▸ **Prompt**
Report, as a bare number, how many lines hold "period".
>> Begin Provided material
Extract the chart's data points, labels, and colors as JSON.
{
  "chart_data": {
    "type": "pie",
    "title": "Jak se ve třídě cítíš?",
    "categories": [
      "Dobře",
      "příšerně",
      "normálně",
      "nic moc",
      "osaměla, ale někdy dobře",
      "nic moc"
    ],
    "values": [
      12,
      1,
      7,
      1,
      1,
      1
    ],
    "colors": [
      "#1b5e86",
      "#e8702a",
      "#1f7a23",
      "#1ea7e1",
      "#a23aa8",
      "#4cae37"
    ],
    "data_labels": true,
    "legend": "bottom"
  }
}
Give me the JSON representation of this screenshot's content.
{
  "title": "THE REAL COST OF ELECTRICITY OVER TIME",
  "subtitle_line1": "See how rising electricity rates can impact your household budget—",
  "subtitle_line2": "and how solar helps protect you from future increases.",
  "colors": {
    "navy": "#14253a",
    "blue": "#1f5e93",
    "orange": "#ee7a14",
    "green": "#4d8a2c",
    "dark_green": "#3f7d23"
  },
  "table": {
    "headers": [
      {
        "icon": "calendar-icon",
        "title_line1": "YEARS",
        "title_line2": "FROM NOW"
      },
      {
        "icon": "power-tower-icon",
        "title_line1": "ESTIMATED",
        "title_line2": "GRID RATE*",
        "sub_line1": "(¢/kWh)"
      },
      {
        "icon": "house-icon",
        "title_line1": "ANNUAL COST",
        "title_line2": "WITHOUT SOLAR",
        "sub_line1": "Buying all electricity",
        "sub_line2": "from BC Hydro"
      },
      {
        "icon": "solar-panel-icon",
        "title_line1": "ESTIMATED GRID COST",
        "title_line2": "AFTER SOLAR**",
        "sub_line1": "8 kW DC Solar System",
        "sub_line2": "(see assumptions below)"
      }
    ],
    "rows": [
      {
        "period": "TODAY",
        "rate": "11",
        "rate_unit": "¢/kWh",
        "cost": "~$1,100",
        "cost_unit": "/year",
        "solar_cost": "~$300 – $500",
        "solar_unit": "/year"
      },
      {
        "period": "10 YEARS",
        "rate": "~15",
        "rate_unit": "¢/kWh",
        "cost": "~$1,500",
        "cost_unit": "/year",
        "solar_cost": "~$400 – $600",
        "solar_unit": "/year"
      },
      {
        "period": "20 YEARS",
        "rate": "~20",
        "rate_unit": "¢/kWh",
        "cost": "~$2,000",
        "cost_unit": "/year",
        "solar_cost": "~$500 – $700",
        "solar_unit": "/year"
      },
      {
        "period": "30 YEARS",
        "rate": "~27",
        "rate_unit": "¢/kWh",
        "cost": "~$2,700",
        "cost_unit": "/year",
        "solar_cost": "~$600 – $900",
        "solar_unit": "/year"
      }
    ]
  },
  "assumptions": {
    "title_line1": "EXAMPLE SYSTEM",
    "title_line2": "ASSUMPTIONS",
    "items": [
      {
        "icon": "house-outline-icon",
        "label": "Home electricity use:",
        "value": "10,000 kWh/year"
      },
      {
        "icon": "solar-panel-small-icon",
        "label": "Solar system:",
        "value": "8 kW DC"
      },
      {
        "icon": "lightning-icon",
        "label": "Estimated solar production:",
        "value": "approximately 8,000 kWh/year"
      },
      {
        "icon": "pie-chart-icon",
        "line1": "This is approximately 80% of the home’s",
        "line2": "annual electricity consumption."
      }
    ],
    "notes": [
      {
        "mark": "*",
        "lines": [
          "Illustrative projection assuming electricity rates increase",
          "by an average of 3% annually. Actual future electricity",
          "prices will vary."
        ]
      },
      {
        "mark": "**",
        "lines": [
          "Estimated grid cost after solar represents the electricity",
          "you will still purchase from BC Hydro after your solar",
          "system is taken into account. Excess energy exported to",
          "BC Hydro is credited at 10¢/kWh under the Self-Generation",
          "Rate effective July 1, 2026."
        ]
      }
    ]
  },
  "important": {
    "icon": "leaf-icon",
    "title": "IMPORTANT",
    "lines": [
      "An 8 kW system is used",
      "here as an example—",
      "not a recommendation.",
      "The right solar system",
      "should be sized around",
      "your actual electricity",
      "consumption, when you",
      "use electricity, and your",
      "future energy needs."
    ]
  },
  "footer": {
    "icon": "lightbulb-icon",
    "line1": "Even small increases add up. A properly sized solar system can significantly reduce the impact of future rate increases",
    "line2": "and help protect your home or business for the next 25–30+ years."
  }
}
>> End Provided material
▸ **Result of this task**
4